#### What needs to be done:
Print all of the data exactly as written.

[Entries start]

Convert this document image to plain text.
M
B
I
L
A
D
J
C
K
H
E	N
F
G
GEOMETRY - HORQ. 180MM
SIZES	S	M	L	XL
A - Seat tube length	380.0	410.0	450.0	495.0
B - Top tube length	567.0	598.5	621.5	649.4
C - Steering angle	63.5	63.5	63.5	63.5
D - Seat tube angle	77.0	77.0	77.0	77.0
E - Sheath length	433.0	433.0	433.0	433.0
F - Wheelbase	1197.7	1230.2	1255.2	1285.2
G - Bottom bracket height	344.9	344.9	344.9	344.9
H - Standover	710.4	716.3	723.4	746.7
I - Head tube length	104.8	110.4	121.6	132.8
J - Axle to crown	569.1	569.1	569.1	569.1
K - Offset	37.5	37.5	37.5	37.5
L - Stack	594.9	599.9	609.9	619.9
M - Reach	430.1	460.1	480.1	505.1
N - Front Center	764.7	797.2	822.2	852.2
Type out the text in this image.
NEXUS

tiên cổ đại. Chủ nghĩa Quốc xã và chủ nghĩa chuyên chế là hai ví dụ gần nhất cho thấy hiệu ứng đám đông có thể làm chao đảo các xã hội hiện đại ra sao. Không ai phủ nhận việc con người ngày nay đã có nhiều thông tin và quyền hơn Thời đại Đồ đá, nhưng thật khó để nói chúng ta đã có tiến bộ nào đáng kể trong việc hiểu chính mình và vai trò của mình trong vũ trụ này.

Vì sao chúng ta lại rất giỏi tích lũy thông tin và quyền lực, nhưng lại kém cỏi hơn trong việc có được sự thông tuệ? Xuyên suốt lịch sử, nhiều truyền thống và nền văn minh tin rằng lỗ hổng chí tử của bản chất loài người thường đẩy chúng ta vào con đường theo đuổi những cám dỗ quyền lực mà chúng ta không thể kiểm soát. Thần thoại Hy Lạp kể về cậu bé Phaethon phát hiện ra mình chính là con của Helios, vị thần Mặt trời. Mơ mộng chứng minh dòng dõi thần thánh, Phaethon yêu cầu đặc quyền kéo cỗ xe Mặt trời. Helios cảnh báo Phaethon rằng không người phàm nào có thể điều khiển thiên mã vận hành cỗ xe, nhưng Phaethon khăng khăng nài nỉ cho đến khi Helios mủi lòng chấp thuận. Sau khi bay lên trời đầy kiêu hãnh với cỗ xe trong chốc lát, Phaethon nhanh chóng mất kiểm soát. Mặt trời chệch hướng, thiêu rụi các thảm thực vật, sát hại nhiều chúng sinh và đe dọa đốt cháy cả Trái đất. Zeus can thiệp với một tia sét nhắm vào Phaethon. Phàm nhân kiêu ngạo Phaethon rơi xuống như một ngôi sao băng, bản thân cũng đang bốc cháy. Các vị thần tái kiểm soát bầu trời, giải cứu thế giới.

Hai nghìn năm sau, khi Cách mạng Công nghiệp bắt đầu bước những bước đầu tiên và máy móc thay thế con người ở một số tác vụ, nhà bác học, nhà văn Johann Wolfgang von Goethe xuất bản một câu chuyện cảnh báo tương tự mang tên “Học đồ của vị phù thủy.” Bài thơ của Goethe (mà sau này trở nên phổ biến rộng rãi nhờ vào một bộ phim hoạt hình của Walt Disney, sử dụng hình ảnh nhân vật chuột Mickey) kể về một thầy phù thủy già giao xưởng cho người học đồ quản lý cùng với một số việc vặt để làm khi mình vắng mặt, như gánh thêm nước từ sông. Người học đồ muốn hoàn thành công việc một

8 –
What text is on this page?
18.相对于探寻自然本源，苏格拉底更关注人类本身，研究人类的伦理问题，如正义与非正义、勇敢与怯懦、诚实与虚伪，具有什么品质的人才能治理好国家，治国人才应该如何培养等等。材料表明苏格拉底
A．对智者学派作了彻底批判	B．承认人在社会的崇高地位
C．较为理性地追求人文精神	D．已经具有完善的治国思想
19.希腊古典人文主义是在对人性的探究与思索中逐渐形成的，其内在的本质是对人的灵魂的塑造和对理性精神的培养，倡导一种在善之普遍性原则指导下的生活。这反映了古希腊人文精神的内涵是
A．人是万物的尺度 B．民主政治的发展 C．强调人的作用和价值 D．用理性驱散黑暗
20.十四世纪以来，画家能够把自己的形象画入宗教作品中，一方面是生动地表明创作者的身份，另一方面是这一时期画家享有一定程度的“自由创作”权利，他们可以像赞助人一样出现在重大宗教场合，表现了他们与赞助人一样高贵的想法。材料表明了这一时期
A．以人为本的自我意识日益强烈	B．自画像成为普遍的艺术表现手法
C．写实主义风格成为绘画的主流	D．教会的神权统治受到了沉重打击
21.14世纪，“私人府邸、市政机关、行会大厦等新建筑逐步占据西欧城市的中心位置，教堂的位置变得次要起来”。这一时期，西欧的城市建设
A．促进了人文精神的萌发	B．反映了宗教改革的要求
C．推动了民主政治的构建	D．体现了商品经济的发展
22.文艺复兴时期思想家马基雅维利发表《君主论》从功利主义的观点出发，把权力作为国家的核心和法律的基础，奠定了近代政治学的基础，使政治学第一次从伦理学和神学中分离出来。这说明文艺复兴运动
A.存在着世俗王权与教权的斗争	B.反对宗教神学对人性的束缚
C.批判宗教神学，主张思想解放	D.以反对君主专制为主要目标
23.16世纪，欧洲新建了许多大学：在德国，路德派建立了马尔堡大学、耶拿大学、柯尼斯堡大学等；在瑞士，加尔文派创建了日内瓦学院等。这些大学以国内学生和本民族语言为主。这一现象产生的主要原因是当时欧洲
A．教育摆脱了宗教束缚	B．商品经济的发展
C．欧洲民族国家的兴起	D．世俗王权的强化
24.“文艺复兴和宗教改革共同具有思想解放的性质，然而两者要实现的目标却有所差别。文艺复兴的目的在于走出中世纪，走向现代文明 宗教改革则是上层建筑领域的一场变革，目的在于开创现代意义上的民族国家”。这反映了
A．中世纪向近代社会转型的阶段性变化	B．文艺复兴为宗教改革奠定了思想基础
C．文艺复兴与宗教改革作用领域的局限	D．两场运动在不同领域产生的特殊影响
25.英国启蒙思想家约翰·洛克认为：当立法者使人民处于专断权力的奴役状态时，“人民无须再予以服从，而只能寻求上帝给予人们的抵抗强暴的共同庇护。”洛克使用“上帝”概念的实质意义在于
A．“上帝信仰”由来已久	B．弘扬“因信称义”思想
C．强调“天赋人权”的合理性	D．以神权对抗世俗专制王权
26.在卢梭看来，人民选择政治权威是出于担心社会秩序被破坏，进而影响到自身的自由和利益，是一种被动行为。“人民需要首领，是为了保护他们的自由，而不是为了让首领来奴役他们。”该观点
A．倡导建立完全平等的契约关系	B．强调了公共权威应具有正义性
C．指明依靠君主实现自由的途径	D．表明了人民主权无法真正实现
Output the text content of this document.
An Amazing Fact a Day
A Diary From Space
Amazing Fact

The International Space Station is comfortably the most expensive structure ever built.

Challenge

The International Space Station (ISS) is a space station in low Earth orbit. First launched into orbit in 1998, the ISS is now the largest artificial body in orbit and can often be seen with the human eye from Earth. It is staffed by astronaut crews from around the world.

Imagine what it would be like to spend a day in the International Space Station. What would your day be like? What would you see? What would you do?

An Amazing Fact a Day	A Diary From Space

[Entries end]

#### Complete output:
Convert this document image to plain text.
M
B
I
L
A
D
J
C
K
H
E	N
F
G
GEOMETRY - HORQ. 180MM
SIZES	S	M	L	XL
A - Seat tube length	380.0	410.0	450.0	495.0
B - Top tube length	567.0	598.5	621.5	649.4
C - Steering angle	63.5	63.5	63.5	63.5
D - Seat tube angle	77.0	77.0	77.0	77.0
E - Sheath length	433.0	433.0	433.0	433.0
F - Wheelbase	1197.7	1230.2	1255.2	1285.2
G - Bottom bracket height	344.9	344.9	344.9	344.9
H - Standover	710.4	716.3	723.4	746.7
I - Head tube length	104.8	110.4	121.6	132.8
J - Axle to crown	569.1	569.1	569.1	569.1
K - Offset	37.5	37.5	37.5	37.5
L - Stack	594.9	599.9	609.9	619.9
M - Reach	430.1	460.1	480.1	505.1
N - Front Center	764.7	797.2	822.2	852.2
Type out the text in this image.
NEXUS

tiên cổ đại. Chủ nghĩa Quốc xã và chủ nghĩa chuyên chế là hai ví dụ gần nhất cho thấy hiệu ứng đám đông có thể làm chao đảo các xã hội hiện đại ra sao. Không ai phủ nhận việc con người ngày nay đã có nhiều thông tin và quyền hơn Thời đại Đồ đá, nhưng thật khó để nói chúng ta đã có tiến bộ nào đáng kể trong việc hiểu chính mình và vai trò của mình trong vũ trụ này.

Vì sao chúng ta lại rất giỏi tích lũy thông tin và quyền lực, nhưng lại kém cỏi hơn trong việc có được sự thông tuệ? Xuyên suốt lịch sử, nhiều truyền thống và nền văn minh tin rằng lỗ hổng chí tử của bản chất loài người thường đẩy chúng ta vào con đường theo đuổi những cám dỗ quyền lực mà chúng ta không thể kiểm soát. Thần thoại Hy Lạp kể về cậu bé Phaethon phát hiện ra mình chính là con của Helios, vị thần Mặt trời. Mơ mộng chứng minh dòng dõi thần thánh, Phaethon yêu cầu đặc quyền kéo cỗ xe Mặt trời. Helios cảnh báo Phaethon rằng không người phàm nào có thể điều khiển thiên mã vận hành cỗ xe, nhưng Phaethon khăng khăng nài nỉ cho đến khi Helios mủi lòng chấp thuận. Sau khi bay lên trời đầy kiêu hãnh với cỗ xe trong chốc lát, Phaethon nhanh chóng mất kiểm soát. Mặt trời chệch hướng, thiêu rụi các thảm thực vật, sát hại nhiều chúng sinh và đe dọa đốt cháy cả Trái đất. Zeus can thiệp với một tia sét nhắm vào Phaethon. Phàm nhân kiêu ngạo Phaethon rơi xuống như một ngôi sao băng, bản thân cũng đang bốc cháy. Các vị thần tái kiểm soát bầu trời, giải cứu thế giới.

Hai nghìn năm sau, khi Cách mạng Công nghiệp bắt đầu bước những bước đầu tiên và máy móc thay thế con người ở một số tác vụ, nhà bác học, nhà văn Johann Wolfgang von Goethe xuất bản một câu chuyện cảnh báo tương tự mang tên “Học đồ của vị phù thủy.” Bài thơ của Goethe (mà sau này trở nên phổ biến rộng rãi nhờ vào một bộ phim hoạt hình của Walt Disney, sử dụng hình ảnh nhân vật chuột Mickey) kể về một thầy phù thủy già giao xưởng cho người học đồ quản lý cùng với một số việc vặt để làm khi mình vắng mặt, như gánh thêm nước từ sông. Người học đồ muốn hoàn thành công việc một

8 –
What text is on this page?
18.相对于探寻自然本源，苏格拉底更关注人类本身，研究人类的伦理问题，如正义与非正义、勇敢与怯懦、诚实与虚伪，具有什么品质的人才能治理好国家，治国人才应该如何培养等等。材料表明苏格拉底
A．对智者学派作了彻底批判	B．承认人在社会的崇高地位
C．较为理性地追求人文精神	D．已经具有完善的治国思想
19.希腊古典人文主义是在对人性的探究与思索中逐渐形成的，其内在的本质是对人的灵魂的塑造和对理性精神的培养，倡导一种在善之普遍性原则指导下的生活。这反映了古希腊人文精神的内涵是
A．人是万物的尺度 B．民主政治的发展 C．强调人的作用和价值 D．用理性驱散黑暗
20.十四世纪以来，画家能够把自己的形象画入宗教作品中，一方面是生动地表明创作者的身份，另一方面是这一时期画家享有一定程度的“自由创作”权利，他们可以像赞助人一样出现在重大宗教场合，表现了他们与赞助人一样高贵的想法。材料表明了这一时期
A．以人为本的自我意识日益强烈	B．自画像成为普遍的艺术表现手法
C．写实主义风格成为绘画的主流	D．教会的神权统治受到了沉重打击
21.14世纪，“私人府邸、市政机关、行会大厦等新建筑逐步占据西欧城市的中心位置，教堂的位置变得次要起来”。这一时期，西欧的城市建设
A．促进了人文精神的萌发	B．反映了宗教改革的要求
C．推动了民主政治的构建	D．体现了商品经济的发展
22.文艺复兴时期思想家马基雅维利发表《君主论》从功利主义的观点出发，把权力作为国家的核心和法律的基础，奠定了近代政治学的基础，使政治学第一次从伦理学和神学中分离出来。这说明文艺复兴运动
A.存在着世俗王权与教权的斗争	B.反对宗教神学对人性的束缚
C.批判宗教神学，主张思想解放	D.以反对君主专制为主要目标
23.16世纪，欧洲新建了许多大学：在德国，路德派建立了马尔堡大学、耶拿大学、柯尼斯堡大学等；在瑞士，加尔文派创建了日内瓦学院等。这些大学以国内学生和本民族语言为主。这一现象产生的主要原因是当时欧洲
A．教育摆脱了宗教束缚	B．商品经济的发展
C．欧洲民族国家的兴起	D．世俗王权的强化
24.“文艺复兴和宗教改革共同具有思想解放的性质，然而两者要实现的目标却有所差别。文艺复兴的目的在于走出中世纪，走向现代文明 宗教改革则是上层建筑领域的一场变革，目的在于开创现代意义上的民族国家”。这反映了
A．中世纪向近代社会转型的阶段性变化	B．文艺复兴为宗教改革奠定了思想基础
C．文艺复兴与宗教改革作用领域的局限	D．两场运动在不同领域产生的特殊影响
25.英国启蒙思想家约翰·洛克认为：当立法者使人民处于专断权力的奴役状态时，“人民无须再予以服从，而只能寻求上帝给予人们的抵抗强暴的共同庇护。”洛克使用“上帝”概念的实质意义在于
A．“上帝信仰”由来已久	B．弘扬“因信称义”思想
C．强调“天赋人权”的合理性	D．以神权对抗世俗专制王权
26.在卢梭看来，人民选择政治权威是出于担心社会秩序被破坏，进而影响到自身的自由和利益，是一种被动行为。“人民需要首领，是为了保护他们的自由，而不是为了让首领来奴役他们。”该观点
A．倡导建立完全平等的契约关系	B．强调了公共权威应具有正义性
C．指明依靠君主实现自由的途径	D．表明了人民主权无法真正实现
Output the text content of this document.
An Amazing Fact a Day
A Diary From Space
Amazing Fact

The International Space Station is comfortably the most expensive structure ever built.

Challenge

The International Space Station (ISS) is a space station in low Earth orbit. First launched into orbit in 1998, the ISS is now the largest artificial body in orbit and can often be seen with the human eye from Earth. It is staffed by astronaut crews from around the world.

Imagine what it would be like to spend a day in the International Space Station. What would your day be like? What would you see? What would you do?

An Amazing Fact a Day	A Diary From Space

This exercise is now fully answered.